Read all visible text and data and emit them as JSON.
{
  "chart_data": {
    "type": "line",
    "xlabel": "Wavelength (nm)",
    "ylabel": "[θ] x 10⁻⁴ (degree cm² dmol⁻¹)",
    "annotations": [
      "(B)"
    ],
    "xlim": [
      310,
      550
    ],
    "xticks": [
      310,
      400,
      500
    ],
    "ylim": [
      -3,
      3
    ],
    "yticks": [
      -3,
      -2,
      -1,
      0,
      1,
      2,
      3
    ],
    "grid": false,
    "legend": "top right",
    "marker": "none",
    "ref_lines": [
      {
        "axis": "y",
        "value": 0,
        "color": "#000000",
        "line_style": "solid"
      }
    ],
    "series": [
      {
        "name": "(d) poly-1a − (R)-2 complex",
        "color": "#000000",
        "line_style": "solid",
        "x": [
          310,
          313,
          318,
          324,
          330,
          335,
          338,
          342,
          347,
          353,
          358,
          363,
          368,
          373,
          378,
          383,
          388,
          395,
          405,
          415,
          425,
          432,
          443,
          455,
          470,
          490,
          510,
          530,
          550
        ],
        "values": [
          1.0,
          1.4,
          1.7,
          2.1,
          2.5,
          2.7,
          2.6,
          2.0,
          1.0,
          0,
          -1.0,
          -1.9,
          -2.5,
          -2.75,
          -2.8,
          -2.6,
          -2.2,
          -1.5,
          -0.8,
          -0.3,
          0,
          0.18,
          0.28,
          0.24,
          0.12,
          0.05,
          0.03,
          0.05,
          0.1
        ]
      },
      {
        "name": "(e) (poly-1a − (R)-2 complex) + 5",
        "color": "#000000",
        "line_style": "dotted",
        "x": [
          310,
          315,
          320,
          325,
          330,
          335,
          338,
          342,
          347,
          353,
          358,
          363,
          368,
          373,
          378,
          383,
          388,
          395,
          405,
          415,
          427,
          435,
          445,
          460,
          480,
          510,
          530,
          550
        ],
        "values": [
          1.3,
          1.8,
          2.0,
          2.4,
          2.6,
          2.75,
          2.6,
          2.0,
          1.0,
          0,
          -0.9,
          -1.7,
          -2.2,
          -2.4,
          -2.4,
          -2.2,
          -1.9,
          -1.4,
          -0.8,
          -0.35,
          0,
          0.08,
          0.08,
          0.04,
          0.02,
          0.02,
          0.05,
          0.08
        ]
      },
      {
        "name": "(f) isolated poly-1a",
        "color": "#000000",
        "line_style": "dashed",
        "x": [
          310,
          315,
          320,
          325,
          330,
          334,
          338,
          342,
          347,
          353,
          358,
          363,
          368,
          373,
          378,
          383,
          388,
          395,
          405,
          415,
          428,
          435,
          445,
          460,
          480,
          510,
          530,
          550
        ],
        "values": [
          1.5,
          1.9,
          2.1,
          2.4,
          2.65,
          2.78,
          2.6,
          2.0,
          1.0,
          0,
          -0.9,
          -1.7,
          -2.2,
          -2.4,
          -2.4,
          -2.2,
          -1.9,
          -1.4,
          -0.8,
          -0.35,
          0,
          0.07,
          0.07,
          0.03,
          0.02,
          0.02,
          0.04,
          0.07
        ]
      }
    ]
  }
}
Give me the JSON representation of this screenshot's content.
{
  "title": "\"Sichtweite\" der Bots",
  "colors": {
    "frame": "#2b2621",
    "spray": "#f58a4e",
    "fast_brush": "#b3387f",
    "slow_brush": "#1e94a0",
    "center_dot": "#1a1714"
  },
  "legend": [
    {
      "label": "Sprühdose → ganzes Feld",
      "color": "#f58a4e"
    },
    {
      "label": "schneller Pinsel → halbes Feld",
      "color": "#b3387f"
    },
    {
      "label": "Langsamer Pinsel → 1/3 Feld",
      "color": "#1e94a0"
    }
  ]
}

### TASK PROMPT
From the records above, extract each line exactly as shown.

### RESPONSE
Read all visible text and data and emit them as JSON.
{
  "chart_data": {
    "type": "line",
    "xlabel": "Wavelength (nm)",
    "ylabel": "[θ] x 10⁻⁴ (degree cm² dmol⁻¹)",
    "annotations": [
      "(B)"
    ],
    "xlim": [
      310,
      550
    ],
    "xticks": [
      310,
      400,
      500
    ],
    "ylim": [
      -3,
      3
    ],
    "yticks": [
      -3,
      -2,
      -1,
      0,
      1,
      2,
      3
    ],
    "grid": false,
    "legend": "top right",
    "marker": "none",
    "ref_lines": [
      {
        "axis": "y",
        "value": 0,
        "color": "#000000",
        "line_style": "solid"
      }
    ],
    "series": [
      {
        "name": "(d) poly-1a − (R)-2 complex",
        "color": "#000000",
        "line_style": "solid",
        "x": [
          310,
          313,
          318,
          324,
          330,
          335,
          338,
          342,
          347,
          353,
          358,
          363,
          368,
          373,
          378,
          383,
          388,
          395,
          405,
          415,
          425,
          432,
          443,
          455,
          470,
          490,
          510,
          530,
          550
        ],
        "values": [
          1.0,
          1.4,
          1.7,
          2.1,
          2.5,
          2.7,
          2.6,
          2.0,
          1.0,
          0,
          -1.0,
          -1.9,
          -2.5,
          -2.75,
          -2.8,
          -2.6,
          -2.2,
          -1.5,
          -0.8,
          -0.3,
          0,
          0.18,
          0.28,
          0.24,
          0.12,
          0.05,
          0.03,
          0.05,
          0.1
        ]
      },
      {
        "name": "(e) (poly-1a − (R)-2 complex) + 5",
        "color": "#000000",
        "line_style": "dotted",
        "x": [
          310,
          315,
          320,
          325,
          330,
          335,
          338,
          342,
          347,
          353,
          358,
          363,
          368,
          373,
          378,
          383,
          388,
          395,
          405,
          415,
          427,
          435,
          445,
          460,
          480,
          510,
          530,
          550
        ],
        "values": [
          1.3,
          1.8,
          2.0,
          2.4,
          2.6,
          2.75,
          2.6,
          2.0,
          1.0,
          0,
          -0.9,
          -1.7,
          -2.2,
          -2.4,
          -2.4,
          -2.2,
          -1.9,
          -1.4,
          -0.8,
          -0.35,
          0,
          0.08,
          0.08,
          0.04,
          0.02,
          0.02,
          0.05,
          0.08
        ]
      },
      {
        "name": "(f) isolated poly-1a",
        "color": "#000000",
        "line_style": "dashed",
        "x": [
          310,
          315,
          320,
          325,
          330,
          334,
          338,
          342,
          347,
          353,
          358,
          363,
          368,
          373,
          378,
          383,
          388,
          395,
          405,
          415,
          428,
          435,
          445,
          460,
          480,
          510,
          530,
          550
        ],
        "values": [
          1.5,
          1.9,
          2.1,
          2.4,
          2.65,
          2.78,
          2.6,
          2.0,
          1.0,
          0,
          -0.9,
          -1.7,
          -2.2,
          -2.4,
          -2.4,
          -2.2,
          -1.9,
          -1.4,
          -0.8,
          -0.35,
          0,
          0.07,
          0.07,
          0.03,
          0.02,
          0.02,
          0.04,
          0.07
        ]
      }
    ]
  }
}
Give me the JSON representation of this screenshot's content.
{
  "title": "\"Sichtweite\" der Bots",
  "colors": {
    "frame": "#2b2621",
    "spray": "#f58a4e",
    "fast_brush": "#b3387f",
    "slow_brush": "#1e94a0",
    "center_dot": "#1a1714"
  },
  "legend": [
    {
      "label": "Sprühdose → ganzes Feld",
      "color": "#f58a4e"
    },
    {
      "label": "schneller Pinsel → halbes Feld",
      "color": "#b3387f"
    },
    {
      "label": "Langsamer Pinsel → 1/3 Feld",
      "color": "#1e94a0"
    }
  ]
}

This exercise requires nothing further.